┌─ STORED DATA
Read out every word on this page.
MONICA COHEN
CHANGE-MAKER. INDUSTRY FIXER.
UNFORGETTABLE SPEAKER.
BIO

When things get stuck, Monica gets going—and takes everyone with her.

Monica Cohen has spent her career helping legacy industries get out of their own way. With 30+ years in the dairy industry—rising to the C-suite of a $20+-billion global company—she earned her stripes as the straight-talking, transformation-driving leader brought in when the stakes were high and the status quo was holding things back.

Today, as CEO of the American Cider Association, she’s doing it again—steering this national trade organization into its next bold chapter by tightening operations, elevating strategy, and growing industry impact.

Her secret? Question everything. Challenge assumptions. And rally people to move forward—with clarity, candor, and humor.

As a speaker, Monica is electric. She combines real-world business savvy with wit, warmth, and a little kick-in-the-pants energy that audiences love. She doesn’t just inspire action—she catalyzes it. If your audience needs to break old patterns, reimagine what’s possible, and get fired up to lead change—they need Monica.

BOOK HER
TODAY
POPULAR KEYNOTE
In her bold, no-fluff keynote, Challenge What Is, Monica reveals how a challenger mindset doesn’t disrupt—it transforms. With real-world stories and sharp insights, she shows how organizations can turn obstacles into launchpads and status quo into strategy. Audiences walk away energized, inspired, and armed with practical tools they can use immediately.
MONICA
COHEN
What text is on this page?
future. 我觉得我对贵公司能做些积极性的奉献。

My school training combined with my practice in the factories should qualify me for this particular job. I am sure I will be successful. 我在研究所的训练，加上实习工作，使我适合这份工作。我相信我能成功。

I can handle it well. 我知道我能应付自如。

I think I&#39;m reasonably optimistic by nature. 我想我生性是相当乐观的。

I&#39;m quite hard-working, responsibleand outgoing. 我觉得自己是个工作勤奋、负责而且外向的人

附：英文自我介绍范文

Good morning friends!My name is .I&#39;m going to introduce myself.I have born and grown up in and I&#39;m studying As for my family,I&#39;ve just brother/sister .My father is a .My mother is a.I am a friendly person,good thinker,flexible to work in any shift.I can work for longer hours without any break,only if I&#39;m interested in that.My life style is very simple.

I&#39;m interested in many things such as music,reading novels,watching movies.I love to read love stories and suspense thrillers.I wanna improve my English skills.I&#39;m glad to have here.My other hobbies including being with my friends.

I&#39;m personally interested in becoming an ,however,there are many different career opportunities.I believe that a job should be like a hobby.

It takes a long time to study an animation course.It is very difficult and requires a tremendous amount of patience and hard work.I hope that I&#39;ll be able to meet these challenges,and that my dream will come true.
└─
Begin with the line that contains "What text is on this page?" and set down each line exactly until the records above end, including the final line.

What text is on this page?
future. 我觉得我对贵公司能做些积极性的奉献。

My school training combined with my practice in the factories should qualify me for this particular job. I am sure I will be successful. 我在研究所的训练，加上实习工作，使我适合这份工作。我相信我能成功。

I can handle it well. 我知道我能应付自如。

I think I&#39;m reasonably optimistic by nature. 我想我生性是相当乐观的。

I&#39;m quite hard-working, responsibleand outgoing. 我觉得自己是个工作勤奋、负责而且外向的人

附：英文自我介绍范文

Good morning friends!My name is .I&#39;m going to introduce myself.I have born and grown up in and I&#39;m studying As for my family,I&#39;ve just brother/sister .My father is a .My mother is a.I am a friendly person,good thinker,flexible to work in any shift.I can work for longer hours without any break,only if I&#39;m interested in that.My life style is very simple.

I&#39;m interested in many things such as music,reading novels,watching movies.I love to read love stories and suspense thrillers.I wanna improve my English skills.I&#39;m glad to have here.My other hobbies including being with my friends.

I&#39;m personally interested in becoming an ,however,there are many different career opportunities.I believe that a job should be like a hobby.

It takes a long time to study an animation course.It is very difficult and requires a tremendous amount of patience and hard work.I hope that I&#39;ll be able to meet these challenges,and that my dream will come true.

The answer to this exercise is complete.